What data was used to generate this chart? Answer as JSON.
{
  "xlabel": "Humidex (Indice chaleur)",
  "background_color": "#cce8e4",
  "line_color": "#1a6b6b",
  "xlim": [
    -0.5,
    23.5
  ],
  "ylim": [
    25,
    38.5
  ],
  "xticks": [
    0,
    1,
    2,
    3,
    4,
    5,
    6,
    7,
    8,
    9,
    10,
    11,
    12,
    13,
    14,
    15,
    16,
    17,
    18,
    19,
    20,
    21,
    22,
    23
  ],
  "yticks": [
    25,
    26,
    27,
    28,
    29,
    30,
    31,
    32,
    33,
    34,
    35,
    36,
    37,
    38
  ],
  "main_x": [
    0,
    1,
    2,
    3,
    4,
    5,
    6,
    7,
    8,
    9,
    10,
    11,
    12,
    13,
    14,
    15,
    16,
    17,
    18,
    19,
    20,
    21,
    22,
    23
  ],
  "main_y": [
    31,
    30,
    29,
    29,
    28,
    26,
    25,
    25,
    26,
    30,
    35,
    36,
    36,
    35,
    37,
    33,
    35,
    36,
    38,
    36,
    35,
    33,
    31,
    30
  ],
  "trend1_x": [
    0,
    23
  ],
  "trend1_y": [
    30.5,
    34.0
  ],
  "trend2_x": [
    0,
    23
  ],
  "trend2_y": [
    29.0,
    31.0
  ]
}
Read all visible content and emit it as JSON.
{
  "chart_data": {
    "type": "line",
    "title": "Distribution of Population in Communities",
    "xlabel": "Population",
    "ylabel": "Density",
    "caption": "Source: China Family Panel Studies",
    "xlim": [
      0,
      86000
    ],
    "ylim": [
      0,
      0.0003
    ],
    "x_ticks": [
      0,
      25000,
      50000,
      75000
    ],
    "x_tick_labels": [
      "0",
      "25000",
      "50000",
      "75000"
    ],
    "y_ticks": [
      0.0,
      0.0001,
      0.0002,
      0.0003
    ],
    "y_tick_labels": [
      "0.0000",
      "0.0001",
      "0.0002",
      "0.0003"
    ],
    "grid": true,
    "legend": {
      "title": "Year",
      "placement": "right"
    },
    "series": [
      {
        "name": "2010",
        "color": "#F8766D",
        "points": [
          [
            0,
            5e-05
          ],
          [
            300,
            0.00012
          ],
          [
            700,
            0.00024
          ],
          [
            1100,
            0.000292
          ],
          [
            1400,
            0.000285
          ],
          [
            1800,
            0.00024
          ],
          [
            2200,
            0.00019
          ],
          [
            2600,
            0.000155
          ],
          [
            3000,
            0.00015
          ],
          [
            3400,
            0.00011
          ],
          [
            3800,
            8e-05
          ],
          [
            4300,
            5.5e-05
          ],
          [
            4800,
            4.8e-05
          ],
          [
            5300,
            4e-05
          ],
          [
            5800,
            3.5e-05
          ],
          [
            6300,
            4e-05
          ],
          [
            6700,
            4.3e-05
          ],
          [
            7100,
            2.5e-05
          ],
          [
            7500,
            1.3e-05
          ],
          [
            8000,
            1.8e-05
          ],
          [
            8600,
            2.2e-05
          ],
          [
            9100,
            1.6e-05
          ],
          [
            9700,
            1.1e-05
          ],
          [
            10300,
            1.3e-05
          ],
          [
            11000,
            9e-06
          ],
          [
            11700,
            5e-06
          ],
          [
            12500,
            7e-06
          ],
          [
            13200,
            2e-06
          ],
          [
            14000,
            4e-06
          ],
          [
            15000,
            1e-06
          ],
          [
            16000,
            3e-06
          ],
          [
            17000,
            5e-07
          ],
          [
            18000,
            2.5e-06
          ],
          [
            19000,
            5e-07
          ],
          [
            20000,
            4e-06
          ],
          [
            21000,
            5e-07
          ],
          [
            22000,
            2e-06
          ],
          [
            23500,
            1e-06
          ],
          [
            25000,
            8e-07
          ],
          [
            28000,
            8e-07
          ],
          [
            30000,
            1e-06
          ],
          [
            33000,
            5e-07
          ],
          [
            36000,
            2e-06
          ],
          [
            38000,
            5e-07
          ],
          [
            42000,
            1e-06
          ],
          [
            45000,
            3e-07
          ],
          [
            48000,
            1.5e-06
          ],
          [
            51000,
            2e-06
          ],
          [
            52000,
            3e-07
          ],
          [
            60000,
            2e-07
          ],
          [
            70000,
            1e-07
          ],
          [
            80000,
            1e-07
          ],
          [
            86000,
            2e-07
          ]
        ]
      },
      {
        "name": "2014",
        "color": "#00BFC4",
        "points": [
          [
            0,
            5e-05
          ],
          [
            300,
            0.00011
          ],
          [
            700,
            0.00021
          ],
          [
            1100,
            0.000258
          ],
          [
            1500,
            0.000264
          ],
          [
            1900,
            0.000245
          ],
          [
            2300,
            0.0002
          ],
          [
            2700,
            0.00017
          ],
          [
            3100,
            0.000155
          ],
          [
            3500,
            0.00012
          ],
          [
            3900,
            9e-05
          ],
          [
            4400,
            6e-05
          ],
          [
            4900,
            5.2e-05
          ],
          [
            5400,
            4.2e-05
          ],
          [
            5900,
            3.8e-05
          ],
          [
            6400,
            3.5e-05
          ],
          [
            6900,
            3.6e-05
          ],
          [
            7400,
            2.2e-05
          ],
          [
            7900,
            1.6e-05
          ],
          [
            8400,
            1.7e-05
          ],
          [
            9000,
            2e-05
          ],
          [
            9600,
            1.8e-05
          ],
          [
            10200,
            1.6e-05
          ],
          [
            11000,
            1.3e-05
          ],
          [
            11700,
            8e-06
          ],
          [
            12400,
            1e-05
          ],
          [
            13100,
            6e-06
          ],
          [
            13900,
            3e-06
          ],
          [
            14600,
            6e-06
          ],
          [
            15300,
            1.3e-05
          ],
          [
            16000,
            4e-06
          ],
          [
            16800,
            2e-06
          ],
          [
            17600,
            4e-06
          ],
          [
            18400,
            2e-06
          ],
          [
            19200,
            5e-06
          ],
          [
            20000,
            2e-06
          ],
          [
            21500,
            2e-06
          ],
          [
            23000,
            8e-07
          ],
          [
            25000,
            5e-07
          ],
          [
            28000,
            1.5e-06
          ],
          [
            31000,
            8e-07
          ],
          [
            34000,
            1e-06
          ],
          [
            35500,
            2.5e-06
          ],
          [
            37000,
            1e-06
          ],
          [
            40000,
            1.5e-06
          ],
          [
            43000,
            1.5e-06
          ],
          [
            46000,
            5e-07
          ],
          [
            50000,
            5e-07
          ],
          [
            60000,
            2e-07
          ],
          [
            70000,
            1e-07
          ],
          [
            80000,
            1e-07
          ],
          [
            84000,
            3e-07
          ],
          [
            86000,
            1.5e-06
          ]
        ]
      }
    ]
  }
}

Exercise objective: Write out the whole listing exactly.

Exercise answer:
What data was used to generate this chart? Answer as JSON.
{
  "xlabel": "Humidex (Indice chaleur)",
  "background_color": "#cce8e4",
  "line_color": "#1a6b6b",
  "xlim": [
    -0.5,
    23.5
  ],
  "ylim": [
    25,
    38.5
  ],
  "xticks": [
    0,
    1,
    2,
    3,
    4,
    5,
    6,
    7,
    8,
    9,
    10,
    11,
    12,
    13,
    14,
    15,
    16,
    17,
    18,
    19,
    20,
    21,
    22,
    23
  ],
  "yticks": [
    25,
    26,
    27,
    28,
    29,
    30,
    31,
    32,
    33,
    34,
    35,
    36,
    37,
    38
  ],
  "main_x": [
    0,
    1,
    2,
    3,
    4,
    5,
    6,
    7,
    8,
    9,
    10,
    11,
    12,
    13,
    14,
    15,
    16,
    17,
    18,
    19,
    20,
    21,
    22,
    23
  ],
  "main_y": [
    31,
    30,
    29,
    29,
    28,
    26,
    25,
    25,
    26,
    30,
    35,
    36,
    36,
    35,
    37,
    33,
    35,
    36,
    38,
    36,
    35,
    33,
    31,
    30
  ],
  "trend1_x": [
    0,
    23
  ],
  "trend1_y": [
    30.5,
    34.0
  ],
  "trend2_x": [
    0,
    23
  ],
  "trend2_y": [
    29.0,
    31.0
  ]
}
Read all visible content and emit it as JSON.
{
  "chart_data": {
    "type": "line",
    "title": "Distribution of Population in Communities",
    "xlabel": "Population",
    "ylabel": "Density",
    "caption": "Source: China Family Panel Studies",
    "xlim": [
      0,
      86000
    ],
    "ylim": [
      0,
      0.0003
    ],
    "x_ticks": [
      0,
      25000,
      50000,
      75000
    ],
    "x_tick_labels": [
      "0",
      "25000",
      "50000",
      "75000"
    ],
    "y_ticks": [
      0.0,
      0.0001,
      0.0002,
      0.0003
    ],
    "y_tick_labels": [
      "0.0000",
      "0.0001",
      "0.0002",
      "0.0003"
    ],
    "grid": true,
    "legend": {
      "title": "Year",
      "placement": "right"
    },
    "series": [
      {
        "name": "2010",
        "color": "#F8766D",
        "points": [
          [
            0,
            5e-05
          ],
          [
            300,
            0.00012
          ],
          [
            700,
            0.00024
          ],
          [
            1100,
            0.000292
          ],
          [
            1400,
            0.000285
          ],
          [
            1800,
            0.00024
          ],
          [
            2200,
            0.00019
          ],
          [
            2600,
            0.000155
          ],
          [
            3000,
            0.00015
          ],
          [
            3400,
            0.00011
          ],
          [
            3800,
            8e-05
          ],
          [
            4300,
            5.5e-05
          ],
          [
            4800,
            4.8e-05
          ],
          [
            5300,
            4e-05
          ],
          [
            5800,
            3.5e-05
          ],
          [
            6300,
            4e-05
          ],
          [
            6700,
            4.3e-05
          ],
          [
            7100,
            2.5e-05
          ],
          [
            7500,
            1.3e-05
          ],
          [
            8000,
            1.8e-05
          ],
          [
            8600,
            2.2e-05
          ],
          [
            9100,
            1.6e-05
          ],
          [
            9700,
            1.1e-05
          ],
          [
            10300,
            1.3e-05
          ],
          [
            11000,
            9e-06
          ],
          [
            11700,
            5e-06
          ],
          [
            12500,
            7e-06
          ],
          [
            13200,
            2e-06
          ],
          [
            14000,
            4e-06
          ],
          [
            15000,
            1e-06
          ],
          [
            16000,
            3e-06
          ],
          [
            17000,
            5e-07
          ],
          [
            18000,
            2.5e-06
          ],
          [
            19000,
            5e-07
          ],
          [
            20000,
            4e-06
          ],
          [
            21000,
            5e-07
          ],
          [
            22000,
            2e-06
          ],
          [
            23500,
            1e-06
          ],
          [
            25000,
            8e-07
          ],
          [
            28000,
            8e-07
          ],
          [
            30000,
            1e-06
          ],
          [
            33000,
            5e-07
          ],
          [
            36000,
            2e-06
          ],
          [
            38000,
            5e-07
          ],
          [
            42000,
            1e-06
          ],
          [
            45000,
            3e-07
          ],
          [
            48000,
            1.5e-06
          ],
          [
            51000,
            2e-06
          ],
          [
            52000,
            3e-07
          ],
          [
            60000,
            2e-07
          ],
          [
            70000,
            1e-07
          ],
          [
            80000,
            1e-07
          ],
          [
            86000,
            2e-07
          ]
        ]
      },
      {
        "name": "2014",
        "color": "#00BFC4",
        "points": [
          [
            0,
            5e-05
          ],
          [
            300,
            0.00011
          ],
          [
            700,
            0.00021
          ],
          [
            1100,
            0.000258
          ],
          [
            1500,
            0.000264
          ],
          [
            1900,
            0.000245
          ],
          [
            2300,
            0.0002
          ],
          [
            2700,
            0.00017
          ],
          [
            3100,
            0.000155
          ],
          [
            3500,
            0.00012
          ],
          [
            3900,
            9e-05
          ],
          [
            4400,
            6e-05
          ],
          [
            4900,
            5.2e-05
          ],
          [
            5400,
            4.2e-05
          ],
          [
            5900,
            3.8e-05
          ],
          [
            6400,
            3.5e-05
          ],
          [
            6900,
            3.6e-05
          ],
          [
            7400,
            2.2e-05
          ],
          [
            7900,
            1.6e-05
          ],
          [
            8400,
            1.7e-05
          ],
          [
            9000,
            2e-05
          ],
          [
            9600,
            1.8e-05
          ],
          [
            10200,
            1.6e-05
          ],
          [
            11000,
            1.3e-05
          ],
          [
            11700,
            8e-06
          ],
          [
            12400,
            1e-05
          ],
          [
            13100,
            6e-06
          ],
          [
            13900,
            3e-06
          ],
          [
            14600,
            6e-06
          ],
          [
            15300,
            1.3e-05
          ],
          [
            16000,
            4e-06
          ],
          [
            16800,
            2e-06
          ],
          [
            17600,
            4e-06
          ],
          [
            18400,
            2e-06
          ],
          [
            19200,
            5e-06
          ],
          [
            20000,
            2e-06
          ],
          [
            21500,
            2e-06
          ],
          [
            23000,
            8e-07
          ],
          [
            25000,
            5e-07
          ],
          [
            28000,
            1.5e-06
          ],
          [
            31000,
            8e-07
          ],
          [
            34000,
            1e-06
          ],
          [
            35500,
            2.5e-06
          ],
          [
            37000,
            1e-06
          ],
          [
            40000,
            1.5e-06
          ],
          [
            43000,
            1.5e-06
          ],
          [
            46000,
            5e-07
          ],
          [
            50000,
            5e-07
          ],
          [
            60000,
            2e-07
          ],
          [
            70000,
            1e-07
          ],
          [
            80000,
            1e-07
          ],
          [
            84000,
            3e-07
          ],
          [
            86000,
            1.5e-06
          ]
        ]
      }
    ]
  }
}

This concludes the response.